* **Figure record listings**

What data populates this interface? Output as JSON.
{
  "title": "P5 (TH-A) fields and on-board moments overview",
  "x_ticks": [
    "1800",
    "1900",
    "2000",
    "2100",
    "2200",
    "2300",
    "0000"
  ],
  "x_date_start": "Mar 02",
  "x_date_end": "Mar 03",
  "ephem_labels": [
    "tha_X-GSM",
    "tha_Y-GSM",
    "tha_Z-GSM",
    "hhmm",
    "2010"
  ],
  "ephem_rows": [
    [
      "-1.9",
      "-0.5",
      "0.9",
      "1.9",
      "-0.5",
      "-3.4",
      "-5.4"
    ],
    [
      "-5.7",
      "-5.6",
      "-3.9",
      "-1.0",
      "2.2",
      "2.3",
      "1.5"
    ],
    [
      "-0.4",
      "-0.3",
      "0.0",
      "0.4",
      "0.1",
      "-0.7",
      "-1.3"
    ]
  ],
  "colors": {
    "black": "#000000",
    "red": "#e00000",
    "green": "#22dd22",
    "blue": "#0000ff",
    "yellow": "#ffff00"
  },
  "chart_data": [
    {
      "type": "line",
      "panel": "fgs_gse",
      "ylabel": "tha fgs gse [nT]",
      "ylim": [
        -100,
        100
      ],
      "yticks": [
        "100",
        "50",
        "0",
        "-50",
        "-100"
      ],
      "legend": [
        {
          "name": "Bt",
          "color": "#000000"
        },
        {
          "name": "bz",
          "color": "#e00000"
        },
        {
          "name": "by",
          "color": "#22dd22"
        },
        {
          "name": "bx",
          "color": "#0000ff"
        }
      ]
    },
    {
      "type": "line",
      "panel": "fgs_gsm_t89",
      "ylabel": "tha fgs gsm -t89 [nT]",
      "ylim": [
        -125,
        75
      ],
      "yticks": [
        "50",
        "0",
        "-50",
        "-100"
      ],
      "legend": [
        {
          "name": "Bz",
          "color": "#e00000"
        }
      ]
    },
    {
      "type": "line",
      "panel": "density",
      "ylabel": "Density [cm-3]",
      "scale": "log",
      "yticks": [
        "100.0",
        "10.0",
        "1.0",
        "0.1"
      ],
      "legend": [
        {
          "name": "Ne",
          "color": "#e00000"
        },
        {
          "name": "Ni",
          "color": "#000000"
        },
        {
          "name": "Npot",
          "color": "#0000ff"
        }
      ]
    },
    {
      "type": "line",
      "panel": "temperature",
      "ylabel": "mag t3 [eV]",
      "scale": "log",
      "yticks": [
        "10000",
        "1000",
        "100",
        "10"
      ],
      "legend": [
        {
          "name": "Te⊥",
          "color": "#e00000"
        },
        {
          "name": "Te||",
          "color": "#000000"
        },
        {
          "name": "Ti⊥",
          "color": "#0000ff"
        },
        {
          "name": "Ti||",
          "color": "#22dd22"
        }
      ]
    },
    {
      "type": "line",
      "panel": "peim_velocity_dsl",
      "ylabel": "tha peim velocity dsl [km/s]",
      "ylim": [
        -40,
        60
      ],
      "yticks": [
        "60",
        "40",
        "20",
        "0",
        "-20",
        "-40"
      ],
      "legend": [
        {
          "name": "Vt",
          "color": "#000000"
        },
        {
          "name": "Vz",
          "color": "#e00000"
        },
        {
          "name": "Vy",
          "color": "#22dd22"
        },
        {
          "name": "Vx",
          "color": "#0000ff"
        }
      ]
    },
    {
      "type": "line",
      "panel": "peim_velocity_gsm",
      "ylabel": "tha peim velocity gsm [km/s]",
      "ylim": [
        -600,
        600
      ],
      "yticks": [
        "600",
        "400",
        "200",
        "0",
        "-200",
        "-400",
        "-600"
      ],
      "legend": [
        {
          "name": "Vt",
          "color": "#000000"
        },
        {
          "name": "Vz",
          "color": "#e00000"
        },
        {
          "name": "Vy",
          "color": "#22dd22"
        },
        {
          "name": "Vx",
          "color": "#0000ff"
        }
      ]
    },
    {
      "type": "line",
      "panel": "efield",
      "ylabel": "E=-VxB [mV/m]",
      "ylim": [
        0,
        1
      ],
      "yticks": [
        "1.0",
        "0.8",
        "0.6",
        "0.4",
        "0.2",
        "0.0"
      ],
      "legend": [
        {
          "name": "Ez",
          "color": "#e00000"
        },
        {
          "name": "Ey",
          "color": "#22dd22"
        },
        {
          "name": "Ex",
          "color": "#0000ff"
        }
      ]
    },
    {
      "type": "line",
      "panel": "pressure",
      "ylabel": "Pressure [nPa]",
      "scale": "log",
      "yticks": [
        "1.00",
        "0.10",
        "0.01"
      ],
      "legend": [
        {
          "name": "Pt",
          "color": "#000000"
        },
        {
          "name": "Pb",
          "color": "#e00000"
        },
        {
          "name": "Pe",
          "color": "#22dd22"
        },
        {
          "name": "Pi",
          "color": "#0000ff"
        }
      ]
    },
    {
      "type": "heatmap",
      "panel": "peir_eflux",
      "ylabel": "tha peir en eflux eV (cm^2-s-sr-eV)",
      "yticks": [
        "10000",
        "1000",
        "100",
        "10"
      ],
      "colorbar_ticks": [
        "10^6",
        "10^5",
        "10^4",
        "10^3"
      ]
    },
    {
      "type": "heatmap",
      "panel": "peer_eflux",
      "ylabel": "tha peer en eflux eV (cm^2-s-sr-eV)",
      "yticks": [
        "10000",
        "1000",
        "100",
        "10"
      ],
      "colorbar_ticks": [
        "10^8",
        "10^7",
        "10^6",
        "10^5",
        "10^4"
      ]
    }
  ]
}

* **DIRECTIONS**
Look through the lines above and collect those with the word "panel".

* **THE REPLY**
      "panel": "fgs_gse",
      "panel": "fgs_gsm_t89",
      "panel": "density",
      "panel": "temperature",
      "panel": "peim_velocity_dsl",
      "panel": "peim_velocity_gsm",
      "panel": "efield",
      "panel": "pressure",
      "panel": "peir_eflux",
      "panel": "peer_eflux",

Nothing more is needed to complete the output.